■ **TASK INSTRUCTIONS**
1. In the forum thread about the Vaporesso FORZ TX80, which two devices does the opening post say the device's look combines?
2. Print the stretch of the entries from their start through the line containing "stripe <box>1456 951 1468 1140</box>", including both ends.
___ PROVIDED PASSAGE ___
# This looks a single battery winner!!!



## Timwis (18/9/20)

Vaporesso - FORZ TX80

I really like the look of this, it's like the Target got it on with the Aegis and had this bundle of joy!

Reactions: Like 7 | Winner 2


----------



## DarthBranMuffin (18/9/20)

oh wow, now that looks like something i'll actually save up for...

Reactions: Like 2 | Agree 3


----------



## Timwis (18/9/20)



Reactions: Like 3 | Winner 1 | Informative 2


----------



## Grand Guru (18/9/20)

Looks like a Aegis Solo with a facelift

Reactions: Agree 6


----------



## Timwis (18/9/20)

Grand Guru said:


> Looks like a Aegis Solo with a facelift


Yes the backend looks like the Aegis Solo, and the front form factor of the Target, brushed metal face and embossed padded leather spine, gorgeous!

Reactions: Like 1 | Agree 4


----------



## DarthBranMuffin (18/9/20)

and 18650 as well, was quite expecting it to be internal on first glance... but that just upped the browny points on it for me

Reactions: Like 2 | Agree 3


----------



## Timwis (18/9/20)



Reactions: Like 2 | Winner 6


----------
___ RECORDS FOR THIS EXERCISE ___
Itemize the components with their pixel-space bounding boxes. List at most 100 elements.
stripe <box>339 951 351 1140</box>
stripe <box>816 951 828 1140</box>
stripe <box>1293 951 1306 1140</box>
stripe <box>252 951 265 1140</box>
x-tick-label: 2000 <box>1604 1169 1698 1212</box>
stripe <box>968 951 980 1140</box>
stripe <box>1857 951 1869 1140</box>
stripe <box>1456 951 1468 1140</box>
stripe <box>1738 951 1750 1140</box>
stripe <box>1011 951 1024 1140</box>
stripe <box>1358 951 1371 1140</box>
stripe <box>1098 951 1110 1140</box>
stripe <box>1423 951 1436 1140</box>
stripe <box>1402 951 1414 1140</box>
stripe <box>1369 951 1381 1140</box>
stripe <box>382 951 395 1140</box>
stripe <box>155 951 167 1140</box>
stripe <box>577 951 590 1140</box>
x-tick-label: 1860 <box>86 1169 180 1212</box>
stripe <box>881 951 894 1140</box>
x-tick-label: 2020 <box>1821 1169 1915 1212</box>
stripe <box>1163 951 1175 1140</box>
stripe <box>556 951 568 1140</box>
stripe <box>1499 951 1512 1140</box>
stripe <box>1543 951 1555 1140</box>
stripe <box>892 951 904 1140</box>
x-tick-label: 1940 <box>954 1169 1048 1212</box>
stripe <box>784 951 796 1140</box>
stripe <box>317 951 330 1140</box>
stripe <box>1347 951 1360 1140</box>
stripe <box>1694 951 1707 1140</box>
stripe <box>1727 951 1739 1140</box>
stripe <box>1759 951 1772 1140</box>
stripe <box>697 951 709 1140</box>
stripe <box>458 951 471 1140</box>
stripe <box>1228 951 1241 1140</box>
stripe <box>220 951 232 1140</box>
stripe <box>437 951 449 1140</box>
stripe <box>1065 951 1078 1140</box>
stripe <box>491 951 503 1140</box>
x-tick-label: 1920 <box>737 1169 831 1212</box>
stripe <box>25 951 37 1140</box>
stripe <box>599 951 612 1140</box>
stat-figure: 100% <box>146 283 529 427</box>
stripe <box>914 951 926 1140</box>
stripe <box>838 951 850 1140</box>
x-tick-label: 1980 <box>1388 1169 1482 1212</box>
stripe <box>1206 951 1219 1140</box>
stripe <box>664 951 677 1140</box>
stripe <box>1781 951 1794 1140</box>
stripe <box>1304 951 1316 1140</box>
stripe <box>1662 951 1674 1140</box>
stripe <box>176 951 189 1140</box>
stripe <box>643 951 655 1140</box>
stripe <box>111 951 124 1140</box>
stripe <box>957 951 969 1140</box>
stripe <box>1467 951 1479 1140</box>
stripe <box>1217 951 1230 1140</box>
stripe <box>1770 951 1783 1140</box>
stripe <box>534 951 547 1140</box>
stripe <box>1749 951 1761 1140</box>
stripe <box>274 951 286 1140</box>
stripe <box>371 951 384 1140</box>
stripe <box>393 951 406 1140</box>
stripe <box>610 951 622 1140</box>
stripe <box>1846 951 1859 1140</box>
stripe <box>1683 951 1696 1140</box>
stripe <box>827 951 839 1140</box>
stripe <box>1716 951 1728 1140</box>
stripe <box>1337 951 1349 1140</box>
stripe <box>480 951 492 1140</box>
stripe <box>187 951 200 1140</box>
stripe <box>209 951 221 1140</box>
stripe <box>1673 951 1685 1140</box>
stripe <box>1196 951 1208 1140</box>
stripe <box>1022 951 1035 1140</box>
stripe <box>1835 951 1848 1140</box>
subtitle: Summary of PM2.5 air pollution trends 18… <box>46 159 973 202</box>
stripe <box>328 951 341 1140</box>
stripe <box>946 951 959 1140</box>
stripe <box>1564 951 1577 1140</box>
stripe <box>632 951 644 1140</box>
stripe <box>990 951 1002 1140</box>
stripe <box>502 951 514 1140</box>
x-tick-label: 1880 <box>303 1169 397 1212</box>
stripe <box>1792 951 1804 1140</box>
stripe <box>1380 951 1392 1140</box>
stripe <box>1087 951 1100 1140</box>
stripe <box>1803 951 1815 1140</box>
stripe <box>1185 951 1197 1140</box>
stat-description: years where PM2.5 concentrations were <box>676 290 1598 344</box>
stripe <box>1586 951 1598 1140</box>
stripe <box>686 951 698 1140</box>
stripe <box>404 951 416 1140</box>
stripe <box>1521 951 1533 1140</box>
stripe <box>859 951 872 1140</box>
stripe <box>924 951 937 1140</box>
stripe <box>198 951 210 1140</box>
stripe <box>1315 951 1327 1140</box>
___
■ **SOLUTION LIST**
1. The Target and the Aegis.

2.
Itemize the components with their pixel-space bounding boxes. List at most 100 elements.
stripe <box>339 951 351 1140</box>
stripe <box>816 951 828 1140</box>
stripe <box>1293 951 1306 1140</box>
stripe <box>252 951 265 1140</box>
x-tick-label: 2000 <box>1604 1169 1698 1212</box>
stripe <box>968 951 980 1140</box>
stripe <box>1857 951 1869 1140</box>
stripe <box>1456 951 1468 1140</box>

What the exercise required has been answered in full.